Morì schiacciato da un albero a Pino Torinese: “Si poteva evitare”

Il pm Gambardella: “Pericolo ignorato nonostante le segnalazioni”. A processo i responsabili Anas, assoluzione per le proprietarie del terreno

Morì schiacciato da un albero

Morì schiacciato da un albero a Pino Torinese: “Si poteva evitare”

Era il 7 agosto 2022. Un violento temporale si era abbattuto sulle colline torinesi, con raffiche di vento e pioggia intensa che avevano reso la viabilità difficile e pericolosa. In quei minuti, lungo la vecchia strada di Pino Torinese, un pioppo di grandi dimensioni si schiantò improvvisamente sulla Fiat Tipo guidata da Enzo Cauda, 56 anni, tassista torinese. L’impatto fu devastante: l’auto venne ridotta a un cumulo di lamiere e l’uomo morì sul colpo.

A tre anni da quella tragedia, il pubblico ministero Patrizia Gambardella ha chiesto tre condanne per omicidio stradale in cooperazione colposa. Nello specifico, un anno e quattro mesi per il capo cantoniere e il capo nucleo di Anas, cui spettava la sorveglianza di quel tratto di statale, e due anni per il capo del centro di manutenzione. Chiesto invece il proscioglimento per le proprietarie del terreno dove sorgeva l’albero, poiché, secondo l’accusa, la responsabilità principale ricade sugli addetti alla manutenzione e alla vigilanza stradale.

La requisitoria, seguita dal Corriere della Sera, ha ricostruito nel dettaglio la catena di omissioni che avrebbe preceduto la morte del tassista. “Lungo la statale si registravano ovunque alberi a rischio cedimento e c’erano già stati plurimi crolli. C’era una situazione di pericolo che imponeva particolare attenzione, ma l’obbligo di intervento fu ignorato”, ha dichiarato la pm Gambardella.

Il magistrato ha parlato di un “insieme di concause naturali e umane” che resero inevitabile la tragedia, tutte legate a “condotte omissive degli imputati”. Già nei mesi precedenti l’incidente, infatti, vi erano state numerose segnalazioni. Il 1° settembre 2021, un albero era caduto su un’abitazione e il capo nucleo Anas aveva scritto a una ditta di manutenzione segnalando la “necessità di abbattere le alberature pericolanti”. Il 22 settembre, il capo cantoniere aveva segnalato la presenza di “quattro alberi secchi da tagliare con urgenza vista la vicinanza alla carreggiata”, mentre a ottobre aveva avvertito anche un tecnico del Comune, parlando esplicitamente di “pericolo per la circolazione”.

Nonostante gli allarmi, nessun intervento concreto fu disposto. E quando, un anno dopo, il pioppo cedette sotto la forza del vento, la tragedia si compì.

Il fitopatologo Paolo Gonthier, perito nominato dalla Procura, nel corso dei sopralluoghi individuò 68 alberi disseccati ancora in piedi lungo il medesimo tratto di strada. Il dato, presentato in aula, rafforza la tesi dell’accusa secondo cui le condizioni della vegetazione erano note e ignorate.

[Voci del dataset]

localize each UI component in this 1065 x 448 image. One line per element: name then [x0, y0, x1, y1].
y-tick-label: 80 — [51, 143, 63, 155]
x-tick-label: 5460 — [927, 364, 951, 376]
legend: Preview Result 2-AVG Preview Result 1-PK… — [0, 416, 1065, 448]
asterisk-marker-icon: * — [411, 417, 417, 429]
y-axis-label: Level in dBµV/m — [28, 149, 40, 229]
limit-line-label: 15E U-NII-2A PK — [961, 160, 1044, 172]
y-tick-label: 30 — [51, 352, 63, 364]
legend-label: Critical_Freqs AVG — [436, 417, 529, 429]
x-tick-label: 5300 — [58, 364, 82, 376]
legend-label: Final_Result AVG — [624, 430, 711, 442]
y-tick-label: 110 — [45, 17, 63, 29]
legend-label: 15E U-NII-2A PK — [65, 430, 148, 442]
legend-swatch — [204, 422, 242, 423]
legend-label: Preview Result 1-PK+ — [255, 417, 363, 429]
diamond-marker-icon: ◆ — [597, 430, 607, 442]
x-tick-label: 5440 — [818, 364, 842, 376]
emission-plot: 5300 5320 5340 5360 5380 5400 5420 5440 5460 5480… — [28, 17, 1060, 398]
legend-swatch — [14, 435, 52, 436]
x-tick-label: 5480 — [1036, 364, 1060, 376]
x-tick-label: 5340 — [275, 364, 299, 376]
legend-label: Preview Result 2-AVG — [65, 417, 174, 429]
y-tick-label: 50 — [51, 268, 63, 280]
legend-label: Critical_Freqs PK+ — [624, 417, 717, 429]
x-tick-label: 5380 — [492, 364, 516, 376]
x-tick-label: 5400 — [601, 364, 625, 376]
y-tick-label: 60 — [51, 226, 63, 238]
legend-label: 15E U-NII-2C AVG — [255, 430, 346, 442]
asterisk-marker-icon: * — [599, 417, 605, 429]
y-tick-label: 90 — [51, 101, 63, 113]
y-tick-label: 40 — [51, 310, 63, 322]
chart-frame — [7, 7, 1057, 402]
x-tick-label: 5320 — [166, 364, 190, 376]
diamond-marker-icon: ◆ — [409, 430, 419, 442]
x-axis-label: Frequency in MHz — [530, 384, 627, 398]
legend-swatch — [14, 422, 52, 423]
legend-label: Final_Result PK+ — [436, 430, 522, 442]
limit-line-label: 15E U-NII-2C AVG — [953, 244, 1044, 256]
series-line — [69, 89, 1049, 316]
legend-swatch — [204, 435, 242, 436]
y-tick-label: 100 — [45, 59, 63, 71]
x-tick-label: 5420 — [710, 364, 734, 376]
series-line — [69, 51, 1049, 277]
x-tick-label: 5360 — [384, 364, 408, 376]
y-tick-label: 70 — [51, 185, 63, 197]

Esercizio: Riassumi l'estratto in due frasi.

Soluzione: Il 7 agosto 2022, durante un violento temporale, un grosso pioppo si è schiantato sulla Fiat Tipo del tassista Enzo Cauda lungo la vecchia strada di Pino Torinese, uccidendolo sul colpo. La pm Patrizia Gambardella ha chiesto tre condanne per omicidio stradale in cooperazione colposa per i responsabili Anas della sorveglianza e della manutenzione e il proscioglimento per le proprietarie del terreno, sostenendo che il pericolo era stato segnalato più volte ma fu ignorato.